## What is expected
Every entry that follows should be reproduced exactly.
### Material supplied
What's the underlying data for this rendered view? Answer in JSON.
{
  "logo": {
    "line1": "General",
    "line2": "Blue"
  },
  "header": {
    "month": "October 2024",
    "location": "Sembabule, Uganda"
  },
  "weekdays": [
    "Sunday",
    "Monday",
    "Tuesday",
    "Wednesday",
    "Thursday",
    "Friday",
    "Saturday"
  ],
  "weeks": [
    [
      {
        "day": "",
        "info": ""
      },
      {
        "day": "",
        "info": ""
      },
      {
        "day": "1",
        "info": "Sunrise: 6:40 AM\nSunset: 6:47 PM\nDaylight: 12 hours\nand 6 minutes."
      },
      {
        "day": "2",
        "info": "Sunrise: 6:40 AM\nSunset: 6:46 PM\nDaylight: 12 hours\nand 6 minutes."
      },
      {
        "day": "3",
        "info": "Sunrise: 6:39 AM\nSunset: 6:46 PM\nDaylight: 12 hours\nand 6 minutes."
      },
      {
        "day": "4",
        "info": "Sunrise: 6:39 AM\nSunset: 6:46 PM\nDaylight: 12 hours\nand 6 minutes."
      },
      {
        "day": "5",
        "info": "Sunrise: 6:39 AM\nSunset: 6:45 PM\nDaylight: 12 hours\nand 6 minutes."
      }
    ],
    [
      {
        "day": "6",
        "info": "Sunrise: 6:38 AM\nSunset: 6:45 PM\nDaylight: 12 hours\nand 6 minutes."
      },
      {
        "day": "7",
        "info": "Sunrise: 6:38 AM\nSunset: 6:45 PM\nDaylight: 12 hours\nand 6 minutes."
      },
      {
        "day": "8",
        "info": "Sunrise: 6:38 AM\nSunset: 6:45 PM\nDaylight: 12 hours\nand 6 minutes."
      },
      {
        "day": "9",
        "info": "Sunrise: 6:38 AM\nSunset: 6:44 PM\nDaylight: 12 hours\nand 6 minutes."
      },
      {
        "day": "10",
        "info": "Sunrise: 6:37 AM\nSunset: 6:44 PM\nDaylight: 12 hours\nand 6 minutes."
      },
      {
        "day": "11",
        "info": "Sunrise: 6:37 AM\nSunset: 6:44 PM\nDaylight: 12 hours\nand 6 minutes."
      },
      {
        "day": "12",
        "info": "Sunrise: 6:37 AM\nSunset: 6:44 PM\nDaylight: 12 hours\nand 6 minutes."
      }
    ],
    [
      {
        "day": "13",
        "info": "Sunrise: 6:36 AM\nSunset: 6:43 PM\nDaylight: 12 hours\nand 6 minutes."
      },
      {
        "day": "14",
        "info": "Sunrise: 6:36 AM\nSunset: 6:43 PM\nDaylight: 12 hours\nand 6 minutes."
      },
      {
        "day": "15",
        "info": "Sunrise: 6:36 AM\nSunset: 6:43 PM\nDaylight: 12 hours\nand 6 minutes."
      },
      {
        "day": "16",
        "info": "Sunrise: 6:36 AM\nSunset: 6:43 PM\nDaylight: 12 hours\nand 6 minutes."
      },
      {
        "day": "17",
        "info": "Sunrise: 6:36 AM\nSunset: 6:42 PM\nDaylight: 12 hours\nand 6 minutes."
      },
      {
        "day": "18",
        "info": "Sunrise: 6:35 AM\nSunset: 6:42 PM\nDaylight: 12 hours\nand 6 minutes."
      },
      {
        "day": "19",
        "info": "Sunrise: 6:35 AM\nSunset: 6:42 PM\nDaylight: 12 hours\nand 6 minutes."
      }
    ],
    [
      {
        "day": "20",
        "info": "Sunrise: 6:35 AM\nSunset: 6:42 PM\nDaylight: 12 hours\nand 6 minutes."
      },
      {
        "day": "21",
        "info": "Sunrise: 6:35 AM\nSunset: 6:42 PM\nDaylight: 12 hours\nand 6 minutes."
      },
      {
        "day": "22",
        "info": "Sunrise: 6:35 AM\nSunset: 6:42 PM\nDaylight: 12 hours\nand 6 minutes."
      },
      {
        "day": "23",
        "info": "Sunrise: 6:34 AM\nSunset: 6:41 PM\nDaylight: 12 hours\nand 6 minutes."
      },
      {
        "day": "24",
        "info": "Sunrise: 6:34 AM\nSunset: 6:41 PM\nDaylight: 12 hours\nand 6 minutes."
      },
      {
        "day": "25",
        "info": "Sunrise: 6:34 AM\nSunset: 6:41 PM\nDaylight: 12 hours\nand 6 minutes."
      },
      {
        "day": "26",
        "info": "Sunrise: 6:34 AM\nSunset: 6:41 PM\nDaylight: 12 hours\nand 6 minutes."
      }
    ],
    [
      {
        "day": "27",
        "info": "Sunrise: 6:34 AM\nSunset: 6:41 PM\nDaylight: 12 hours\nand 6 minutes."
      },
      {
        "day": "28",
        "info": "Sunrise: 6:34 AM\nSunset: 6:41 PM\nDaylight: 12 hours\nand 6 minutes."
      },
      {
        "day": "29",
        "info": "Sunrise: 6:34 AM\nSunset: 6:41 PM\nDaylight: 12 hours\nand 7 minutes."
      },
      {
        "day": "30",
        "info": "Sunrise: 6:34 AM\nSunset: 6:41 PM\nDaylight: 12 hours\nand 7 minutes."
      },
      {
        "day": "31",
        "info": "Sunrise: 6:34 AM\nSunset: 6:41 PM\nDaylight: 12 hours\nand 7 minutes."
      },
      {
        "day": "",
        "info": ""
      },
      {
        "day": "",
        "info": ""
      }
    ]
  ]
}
######
## Exercise solution
What's the underlying data for this rendered view? Answer in JSON.
{
  "logo": {
    "line1": "General",
    "line2": "Blue"
  },
  "header": {
    "month": "October 2024",
    "location": "Sembabule, Uganda"
  },
  "weekdays": [
    "Sunday",
    "Monday",
    "Tuesday",
    "Wednesday",
    "Thursday",
    "Friday",
    "Saturday"
  ],
  "weeks": [
    [
      {
        "day": "",
        "info": ""
      },
      {
        "day": "",
        "info": ""
      },
      {
        "day": "1",
        "info": "Sunrise: 6:40 AM\nSunset: 6:47 PM\nDaylight: 12 hours\nand 6 minutes."
      },
      {
        "day": "2",
        "info": "Sunrise: 6:40 AM\nSunset: 6:46 PM\nDaylight: 12 hours\nand 6 minutes."
      },
      {
        "day": "3",
        "info": "Sunrise: 6:39 AM\nSunset: 6:46 PM\nDaylight: 12 hours\nand 6 minutes."
      },
      {
        "day": "4",
        "info": "Sunrise: 6:39 AM\nSunset: 6:46 PM\nDaylight: 12 hours\nand 6 minutes."
      },
      {
        "day": "5",
        "info": "Sunrise: 6:39 AM\nSunset: 6:45 PM\nDaylight: 12 hours\nand 6 minutes."
      }
    ],
    [
      {
        "day": "6",
        "info": "Sunrise: 6:38 AM\nSunset: 6:45 PM\nDaylight: 12 hours\nand 6 minutes."
      },
      {
        "day": "7",
        "info": "Sunrise: 6:38 AM\nSunset: 6:45 PM\nDaylight: 12 hours\nand 6 minutes."
      },
      {
        "day": "8",
        "info": "Sunrise: 6:38 AM\nSunset: 6:45 PM\nDaylight: 12 hours\nand 6 minutes."
      },
      {
        "day": "9",
        "info": "Sunrise: 6:38 AM\nSunset: 6:44 PM\nDaylight: 12 hours\nand 6 minutes."
      },
      {
        "day": "10",
        "info": "Sunrise: 6:37 AM\nSunset: 6:44 PM\nDaylight: 12 hours\nand 6 minutes."
      },
      {
        "day": "11",
        "info": "Sunrise: 6:37 AM\nSunset: 6:44 PM\nDaylight: 12 hours\nand 6 minutes."
      },
      {
        "day": "12",
        "info": "Sunrise: 6:37 AM\nSunset: 6:44 PM\nDaylight: 12 hours\nand 6 minutes."
      }
    ],
    [
      {
        "day": "13",
        "info": "Sunrise: 6:36 AM\nSunset: 6:43 PM\nDaylight: 12 hours\nand 6 minutes."
      },
      {
        "day": "14",
        "info": "Sunrise: 6:36 AM\nSunset: 6:43 PM\nDaylight: 12 hours\nand 6 minutes."
      },
      {
        "day": "15",
        "info": "Sunrise: 6:36 AM\nSunset: 6:43 PM\nDaylight: 12 hours\nand 6 minutes."
      },
      {
        "day": "16",
        "info": "Sunrise: 6:36 AM\nSunset: 6:43 PM\nDaylight: 12 hours\nand 6 minutes."
      },
      {
        "day": "17",
        "info": "Sunrise: 6:36 AM\nSunset: 6:42 PM\nDaylight: 12 hours\nand 6 minutes."
      },
      {
        "day": "18",
        "info": "Sunrise: 6:35 AM\nSunset: 6:42 PM\nDaylight: 12 hours\nand 6 minutes."
      },
      {
        "day": "19",
        "info": "Sunrise: 6:35 AM\nSunset: 6:42 PM\nDaylight: 12 hours\nand 6 minutes."
      }
    ],
    [
      {
        "day": "20",
        "info": "Sunrise: 6:35 AM\nSunset: 6:42 PM\nDaylight: 12 hours\nand 6 minutes."
      },
      {
        "day": "21",
        "info": "Sunrise: 6:35 AM\nSunset: 6:42 PM\nDaylight: 12 hours\nand 6 minutes."
      },
      {
        "day": "22",
        "info": "Sunrise: 6:35 AM\nSunset: 6:42 PM\nDaylight: 12 hours\nand 6 minutes."
      },
      {
        "day": "23",
        "info": "Sunrise: 6:34 AM\nSunset: 6:41 PM\nDaylight: 12 hours\nand 6 minutes."
      },
      {
        "day": "24",
        "info": "Sunrise: 6:34 AM\nSunset: 6:41 PM\nDaylight: 12 hours\nand 6 minutes."
      },
      {
        "day": "25",
        "info": "Sunrise: 6:34 AM\nSunset: 6:41 PM\nDaylight: 12 hours\nand 6 minutes."
      },
      {
        "day": "26",
        "info": "Sunrise: 6:34 AM\nSunset: 6:41 PM\nDaylight: 12 hours\nand 6 minutes."
      }
    ],
    [
      {
        "day": "27",
        "info": "Sunrise: 6:34 AM\nSunset: 6:41 PM\nDaylight: 12 hours\nand 6 minutes."
      },
      {
        "day": "28",
        "info": "Sunrise: 6:34 AM\nSunset: 6:41 PM\nDaylight: 12 hours\nand 6 minutes."
      },
      {
        "day": "29",
        "info": "Sunrise: 6:34 AM\nSunset: 6:41 PM\nDaylight: 12 hours\nand 7 minutes."
      },
      {
        "day": "30",
        "info": "Sunrise: 6:34 AM\nSunset: 6:41 PM\nDaylight: 12 hours\nand 7 minutes."
      },
      {
        "day": "31",
        "info": "Sunrise: 6:34 AM\nSunset: 6:41 PM\nDaylight: 12 hours\nand 7 minutes."
      },
      {
        "day": "",
        "info": ""
      },
      {
        "day": "",
        "info": ""
      }
    ]
  ]
}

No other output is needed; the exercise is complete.